Collected data
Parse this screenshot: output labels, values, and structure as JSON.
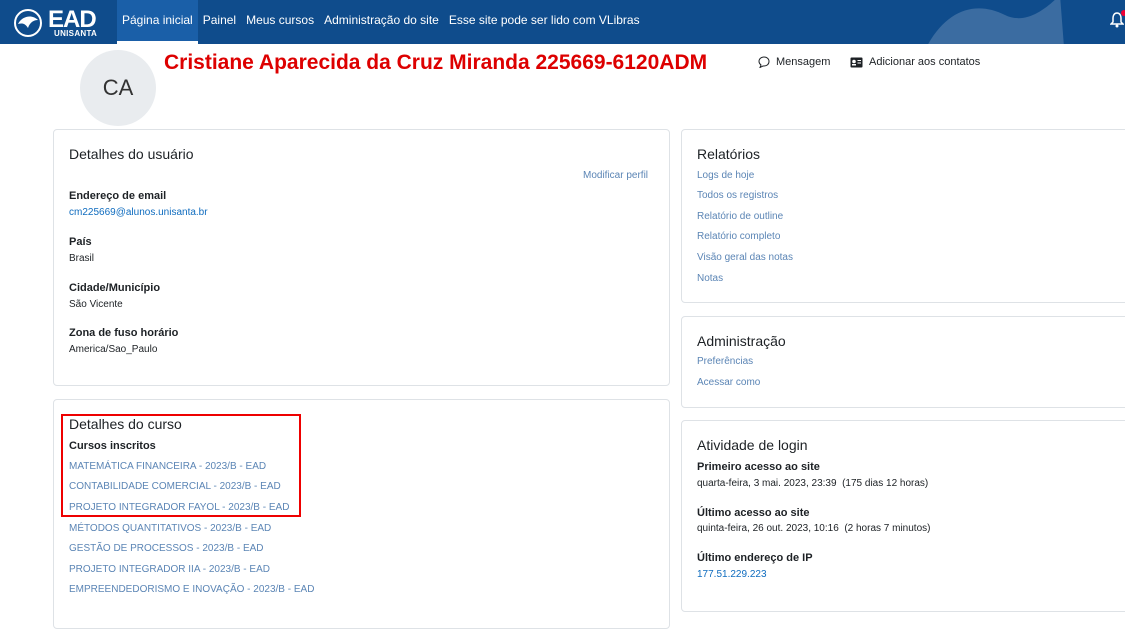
{
  "brand": {
    "logo_text": "EAD",
    "logo_sub": "UNISANTA"
  },
  "nav": [
    {
      "label": "Página inicial",
      "active": true
    },
    {
      "label": "Painel"
    },
    {
      "label": "Meus cursos"
    },
    {
      "label": "Administração do site"
    },
    {
      "label": "Esse site pode ser lido com VLibras"
    }
  ],
  "profile": {
    "initials": "CA",
    "name": "Cristiane Aparecida da Cruz Miranda 225669-6120ADM",
    "message_label": "Mensagem",
    "add_contact_label": "Adicionar aos contatos"
  },
  "user_details": {
    "title": "Detalhes do usuário",
    "edit_link": "Modificar perfil",
    "email_label": "Endereço de email",
    "email_value": "cm225669@alunos.unisanta.br",
    "country_label": "País",
    "country_value": "Brasil",
    "city_label": "Cidade/Município",
    "city_value": "São Vicente",
    "timezone_label": "Zona de fuso horário",
    "timezone_value": "America/Sao_Paulo"
  },
  "course_details": {
    "title": "Detalhes do curso",
    "enrolled_label": "Cursos inscritos",
    "courses": [
      "MATEMÁTICA FINANCEIRA - 2023/B - EAD",
      "CONTABILIDADE COMERCIAL - 2023/B - EAD",
      "PROJETO INTEGRADOR FAYOL - 2023/B - EAD",
      "MÉTODOS QUANTITATIVOS - 2023/B - EAD",
      "GESTÃO DE PROCESSOS - 2023/B - EAD",
      "PROJETO INTEGRADOR IIA - 2023/B - EAD",
      "EMPREENDEDORISMO E INOVAÇÃO - 2023/B - EAD"
    ]
  },
  "reports": {
    "title": "Relatórios",
    "links": [
      "Logs de hoje",
      "Todos os registros",
      "Relatório de outline",
      "Relatório completo",
      "Visão geral das notas",
      "Notas"
    ]
  },
  "administration": {
    "title": "Administração",
    "links": [
      "Preferências",
      "Acessar como"
    ]
  },
  "login_activity": {
    "title": "Atividade de login",
    "first_access_label": "Primeiro acesso ao site",
    "first_access_value": "quarta-feira, 3 mai. 2023, 23:39  (175 dias 12 horas)",
    "last_access_label": "Último acesso ao site",
    "last_access_value": "quinta-feira, 26 out. 2023, 10:16  (2 horas 7 minutos)",
    "last_ip_label": "Último endereço de IP",
    "last_ip_value": "177.51.229.223"
  },
  "colors": {
    "navbar": "#0f4c8c",
    "link": "#0f6cbf",
    "name": "#dd0000",
    "highlight_box": "#ee0000"
  }
}
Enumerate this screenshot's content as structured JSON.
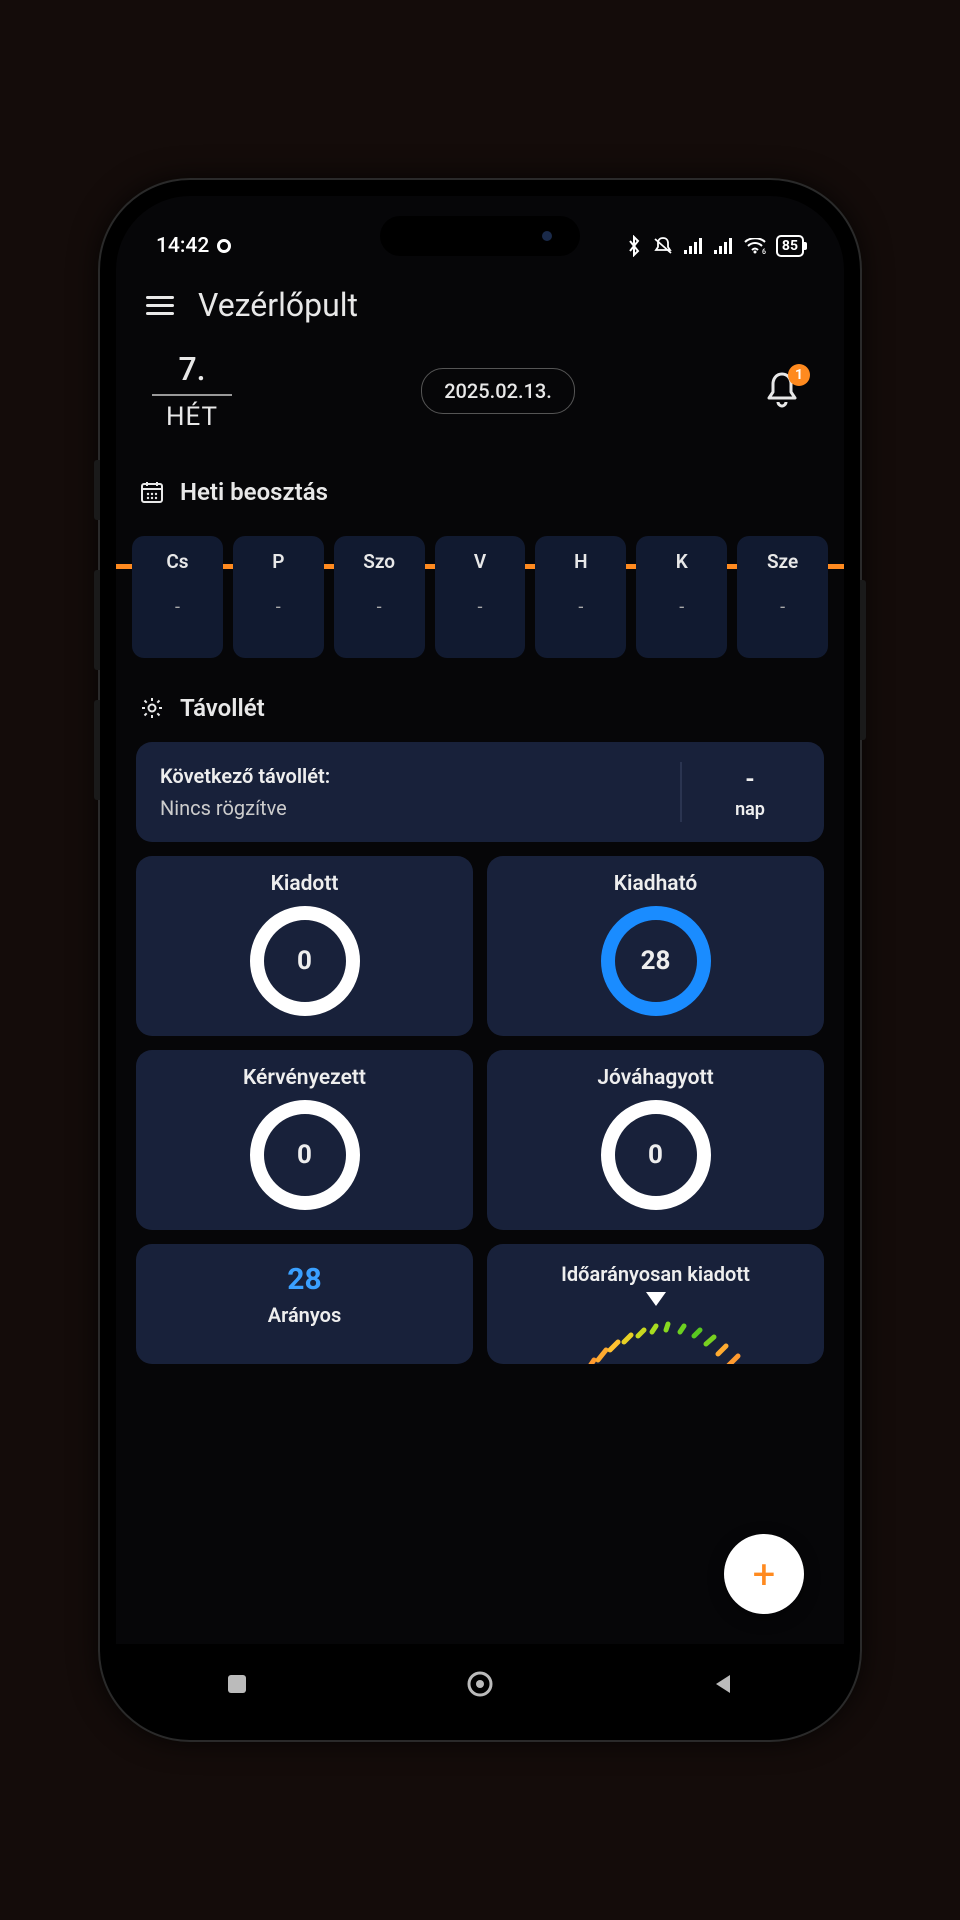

(DESCRIPTION OF THE TASK):
What is the number of lines above that hold the string "JSON"? Answer with that number alone.

(THE COMPLETED TASK):
2